- [Task instructions] Arrange everything from the first of the rows below down through the row containing "bullet-list-filter: Basin and" as a Markdown table with two columns, No. and Text. Number each row and leave out any blank lines.
────────────────
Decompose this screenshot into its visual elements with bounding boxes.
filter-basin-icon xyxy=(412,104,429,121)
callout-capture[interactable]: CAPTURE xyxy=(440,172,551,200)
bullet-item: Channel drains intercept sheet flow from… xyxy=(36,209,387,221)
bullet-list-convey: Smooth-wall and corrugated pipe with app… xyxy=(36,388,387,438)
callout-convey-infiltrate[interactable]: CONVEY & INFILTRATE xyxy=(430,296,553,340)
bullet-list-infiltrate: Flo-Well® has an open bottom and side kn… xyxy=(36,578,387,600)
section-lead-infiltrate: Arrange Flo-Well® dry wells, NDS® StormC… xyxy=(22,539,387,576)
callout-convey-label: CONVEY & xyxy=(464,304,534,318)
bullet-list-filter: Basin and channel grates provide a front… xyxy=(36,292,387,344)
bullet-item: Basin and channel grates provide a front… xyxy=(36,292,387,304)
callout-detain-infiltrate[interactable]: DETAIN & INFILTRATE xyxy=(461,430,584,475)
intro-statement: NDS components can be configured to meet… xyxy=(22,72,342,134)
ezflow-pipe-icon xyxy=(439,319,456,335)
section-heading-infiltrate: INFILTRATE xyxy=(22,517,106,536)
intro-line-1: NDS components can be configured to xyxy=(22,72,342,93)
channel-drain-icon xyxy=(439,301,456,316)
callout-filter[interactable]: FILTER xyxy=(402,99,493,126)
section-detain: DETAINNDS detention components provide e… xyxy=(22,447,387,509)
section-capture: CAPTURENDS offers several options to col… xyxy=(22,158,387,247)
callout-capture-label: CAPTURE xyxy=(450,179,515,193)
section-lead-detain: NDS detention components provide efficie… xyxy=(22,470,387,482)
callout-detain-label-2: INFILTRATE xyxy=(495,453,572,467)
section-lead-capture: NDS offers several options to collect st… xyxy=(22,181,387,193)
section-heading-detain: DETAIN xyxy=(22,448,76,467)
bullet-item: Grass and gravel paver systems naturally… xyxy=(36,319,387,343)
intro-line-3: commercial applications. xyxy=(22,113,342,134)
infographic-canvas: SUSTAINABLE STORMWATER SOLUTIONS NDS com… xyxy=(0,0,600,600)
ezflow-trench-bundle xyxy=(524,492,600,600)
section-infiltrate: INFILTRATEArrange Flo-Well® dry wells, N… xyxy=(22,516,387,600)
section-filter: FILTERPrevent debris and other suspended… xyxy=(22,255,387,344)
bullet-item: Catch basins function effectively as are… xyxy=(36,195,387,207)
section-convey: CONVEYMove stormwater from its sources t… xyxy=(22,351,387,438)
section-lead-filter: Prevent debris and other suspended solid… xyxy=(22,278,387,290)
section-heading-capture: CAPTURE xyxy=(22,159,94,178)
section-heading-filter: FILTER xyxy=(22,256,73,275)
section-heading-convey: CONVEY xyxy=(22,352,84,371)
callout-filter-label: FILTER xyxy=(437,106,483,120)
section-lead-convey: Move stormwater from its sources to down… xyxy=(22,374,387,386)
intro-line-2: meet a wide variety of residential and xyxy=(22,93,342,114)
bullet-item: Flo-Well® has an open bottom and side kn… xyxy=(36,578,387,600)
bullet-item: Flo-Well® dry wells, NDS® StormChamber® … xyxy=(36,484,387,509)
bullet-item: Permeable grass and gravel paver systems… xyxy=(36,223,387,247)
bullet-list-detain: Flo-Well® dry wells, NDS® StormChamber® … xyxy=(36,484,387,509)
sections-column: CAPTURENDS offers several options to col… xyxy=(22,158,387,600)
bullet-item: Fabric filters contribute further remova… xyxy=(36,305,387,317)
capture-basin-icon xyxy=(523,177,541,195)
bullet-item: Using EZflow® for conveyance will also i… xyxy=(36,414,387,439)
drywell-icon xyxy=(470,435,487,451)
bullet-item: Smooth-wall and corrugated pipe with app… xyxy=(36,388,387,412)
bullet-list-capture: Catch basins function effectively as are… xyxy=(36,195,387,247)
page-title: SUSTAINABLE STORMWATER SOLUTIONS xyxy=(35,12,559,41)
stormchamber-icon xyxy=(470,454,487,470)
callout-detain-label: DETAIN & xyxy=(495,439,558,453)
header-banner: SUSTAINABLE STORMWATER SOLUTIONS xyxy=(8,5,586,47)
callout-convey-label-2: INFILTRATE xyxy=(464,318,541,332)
────────────────
- [Full output]
| No. | Text |
|---|---|
| 1 | Decompose this screenshot into its visual elements with bounding boxes. |
| 2 | filter-basin-icon xyxy=(412,104,429,121) |
| 3 | callout-capture[interactable]: CAPTURE xyxy=(440,172,551,200) |
| 4 | bullet-item: Channel drains intercept sheet flow from… xyxy=(36,209,387,221) |
| 5 | bullet-list-convey: Smooth-wall and corrugated pipe with app… xyxy=(36,388,387,438) |
| 6 | callout-convey-infiltrate[interactable]: CONVEY & INFILTRATE xyxy=(430,296,553,340) |
| 7 | bullet-list-infiltrate: Flo-Well® has an open bottom and side kn… xyxy=(36,578,387,600) |
| 8 | section-lead-infiltrate: Arrange Flo-Well® dry wells, NDS® StormC… xyxy=(22,539,387,576) |
| 9 | callout-convey-label: CONVEY & xyxy=(464,304,534,318) |
| 10 | bullet-list-filter: Basin and channel grates provide a front… xyxy=(36,292,387,344) |